__WORK INSTRUCTIONS__:
Set down all of the entries word for word, omitting the images they contain.

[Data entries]
— Start —
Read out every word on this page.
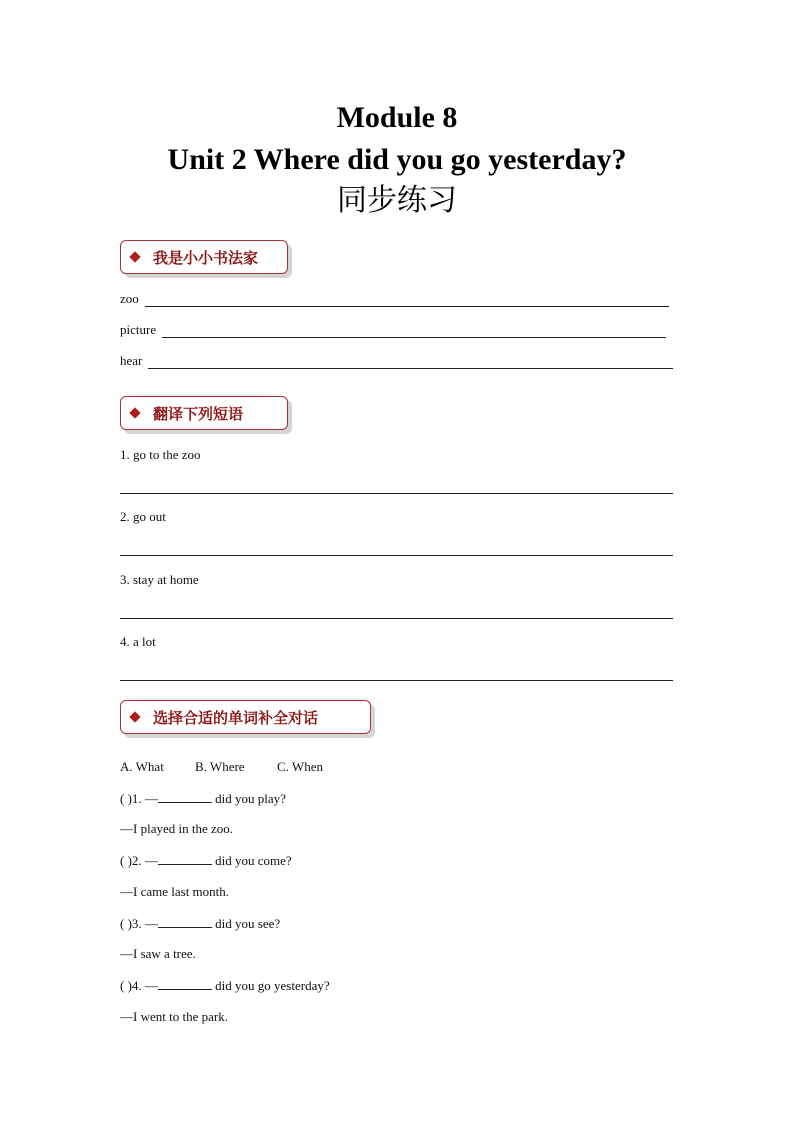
Module 8
Unit 2 Where did you go yesterday?
同步练习
我是小小书法家
zoo
picture
hear
翻译下列短语
1. go to the zoo
2. go out
3. stay at home
4. a lot
选择合适的单词补全对话
A. What B. Where C. When
( )1. —	did you play?
—I played in the zoo.
( )2. —	did you come?
—I came last month.
( )3. —	did you see?
—I saw a tree.
( )4. —	did you go yesterday?
—I went to the park.
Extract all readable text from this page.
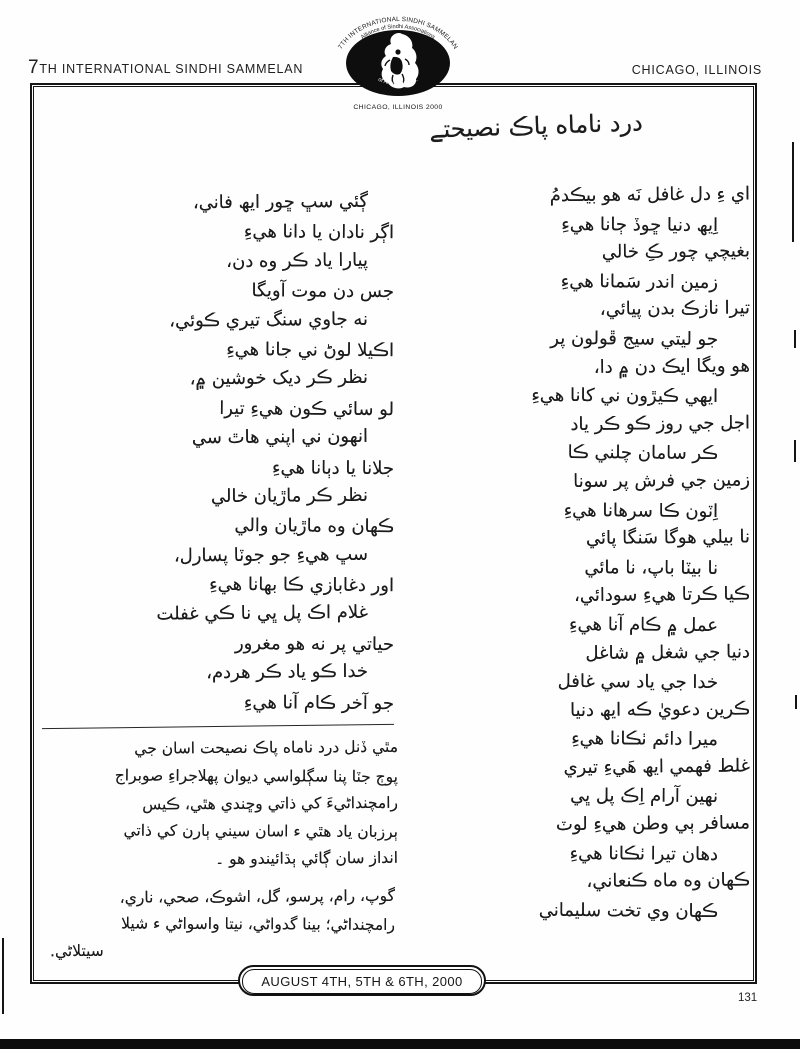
7TH INTERNATIONAL SINDHI SAMMELAN	CHICAGO, ILLINOIS
7TH INTERNATIONAL SINDHI SAMMELAN
Alliance of Sindhi Associations
of Americas, Inc.
CHICAGO, ILLINOIS 2000
درد ناماه پاڪ نصيحتے
اي ءِ دل غافل نَه هو بيڪدمُ
اِيھ دنيا ڇوڏ ڄانا هيءِ
بغيچي چور ڪِ خالي
زمين اندر سَمانا هيءِ
تيرا نازڪ بدن پيائي،
جو ليتي سيج ڦولون پر
هو ويگا ايڪ دن ۾ دا،
ايھي ڪيڙون ني کانا هيءِ
اجل جي روز ڪو ڪر ياد
ڪر سامان چلني ڪا
زمين جي فرش پر سونا
اِٽون ڪا سرهانا هيءِ
نا بيلي هوگا سَنگا پائي
نا بيٽا باپ، نا مائي
ڪيا ڪرتا هيءِ سودائي،
عمل ۾ ڪام آنا هيءِ
دنيا جي شغل ۾ شاغل
خدا جي ياد سي غافل
ڪرين دعويٰ ڪه ايھ دنيا
ميرا دائم ٺڪانا هيءِ
غلط فهمي ايھ هَيءِ تيري
نهين آرام اِڪ پل ڀي
مسافر ٻي وطن هيءِ لوٽ
دهان تيرا ٺڪانا هيءِ
ڪهان وه ماه ڪنعاني،
ڪهان وي تخت سليماني
ڳئي سڀ ڇور ايھ فاني،
اڳر نادان يا دانا هيءِ
پيارا ياد ڪر وه دن،
جس دن موت آويگا
نه جاوي سنگ تيري ڪوئي،
اڪيلا لوڻ ني جانا هيءِ
نظر ڪر ديک خوشين ۾،
لو سائي ڪون هيءِ تيرا
انهون ني اپني هاٿ سي
جلانا يا دٻانا هيءِ
نظر ڪر ماڙيان خالي
ڪهان وه ماڙيان والي
سڀ هيءِ جو جوٽا پسارل،
اور دغابازي ڪا بهانا هيءِ
غلام اڪ پل ڀي نا ڪي غفلت
حياتي پر نه هو مغرور
خدا ڪو ياد ڪر هردم،
جو آخر ڪام آنا هيءِ
مٿي ڏنل درد ناماه پاڪ نصيحت اسان جي
پوڄ جٽا پنا سڳلواسي ديوان پهلاجراءِ صوبراج
رامچنداڻيءَ کي ذاتي وڇندي هٿي، ڪيس
ٻرزبان ياد هٿي ء اسان سيني ٻارن کي ذاتي
انداز سان ڳائي ٻڌائيندو هو ۔
گوپ، رام، پرسو، گل، اشوڪ، صحي، ناري،
رامچنداڻي؛ بينا گدواڻي، نيتا واسواڻي ء شيلا
سيتلاڻي.
AUGUST 4TH, 5TH & 6TH, 2000
131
— End —
__WRITTEN ANSWER__:
Read out every word on this page.
Module 8
Unit 2 Where did you go yesterday?
同步练习
我是小小书法家
zoo
picture
hear
翻译下列短语
1. go to the zoo
2. go out
3. stay at home
4. a lot
选择合适的单词补全对话
A. What B. Where C. When
( )1. —	did you play?
—I played in the zoo.
( )2. —	did you come?
—I came last month.
( )3. —	did you see?
—I saw a tree.
( )4. —	did you go yesterday?
—I went to the park.
Extract all readable text from this page.
7TH INTERNATIONAL SINDHI SAMMELAN	CHICAGO, ILLINOIS
7TH INTERNATIONAL SINDHI SAMMELAN
Alliance of Sindhi Associations
of Americas, Inc.
CHICAGO, ILLINOIS 2000
درد ناماه پاڪ نصيحتے
اي ءِ دل غافل نَه هو بيڪدمُ
اِيھ دنيا ڇوڏ ڄانا هيءِ
بغيچي چور ڪِ خالي
زمين اندر سَمانا هيءِ
تيرا نازڪ بدن پيائي،
جو ليتي سيج ڦولون پر
هو ويگا ايڪ دن ۾ دا،
ايھي ڪيڙون ني کانا هيءِ
اجل جي روز ڪو ڪر ياد
ڪر سامان چلني ڪا
زمين جي فرش پر سونا
اِٽون ڪا سرهانا هيءِ
نا بيلي هوگا سَنگا پائي
نا بيٽا باپ، نا مائي
ڪيا ڪرتا هيءِ سودائي،
عمل ۾ ڪام آنا هيءِ
دنيا جي شغل ۾ شاغل
خدا جي ياد سي غافل
ڪرين دعويٰ ڪه ايھ دنيا
ميرا دائم ٺڪانا هيءِ
غلط فهمي ايھ هَيءِ تيري
نهين آرام اِڪ پل ڀي
مسافر ٻي وطن هيءِ لوٽ
دهان تيرا ٺڪانا هيءِ
ڪهان وه ماه ڪنعاني،
ڪهان وي تخت سليماني
ڳئي سڀ ڇور ايھ فاني،
اڳر نادان يا دانا هيءِ
پيارا ياد ڪر وه دن،
جس دن موت آويگا
نه جاوي سنگ تيري ڪوئي،
اڪيلا لوڻ ني جانا هيءِ
نظر ڪر ديک خوشين ۾،
لو سائي ڪون هيءِ تيرا
انهون ني اپني هاٿ سي
جلانا يا دٻانا هيءِ
نظر ڪر ماڙيان خالي
ڪهان وه ماڙيان والي
سڀ هيءِ جو جوٽا پسارل،
اور دغابازي ڪا بهانا هيءِ
غلام اڪ پل ڀي نا ڪي غفلت
حياتي پر نه هو مغرور
خدا ڪو ياد ڪر هردم،
جو آخر ڪام آنا هيءِ
مٿي ڏنل درد ناماه پاڪ نصيحت اسان جي
پوڄ جٽا پنا سڳلواسي ديوان پهلاجراءِ صوبراج
رامچنداڻيءَ کي ذاتي وڇندي هٿي، ڪيس
ٻرزبان ياد هٿي ء اسان سيني ٻارن کي ذاتي
انداز سان ڳائي ٻڌائيندو هو ۔
گوپ، رام، پرسو، گل، اشوڪ، صحي، ناري،
رامچنداڻي؛ بينا گدواڻي، نيتا واسواڻي ء شيلا
سيتلاڻي.
AUGUST 4TH, 5TH & 6TH, 2000
131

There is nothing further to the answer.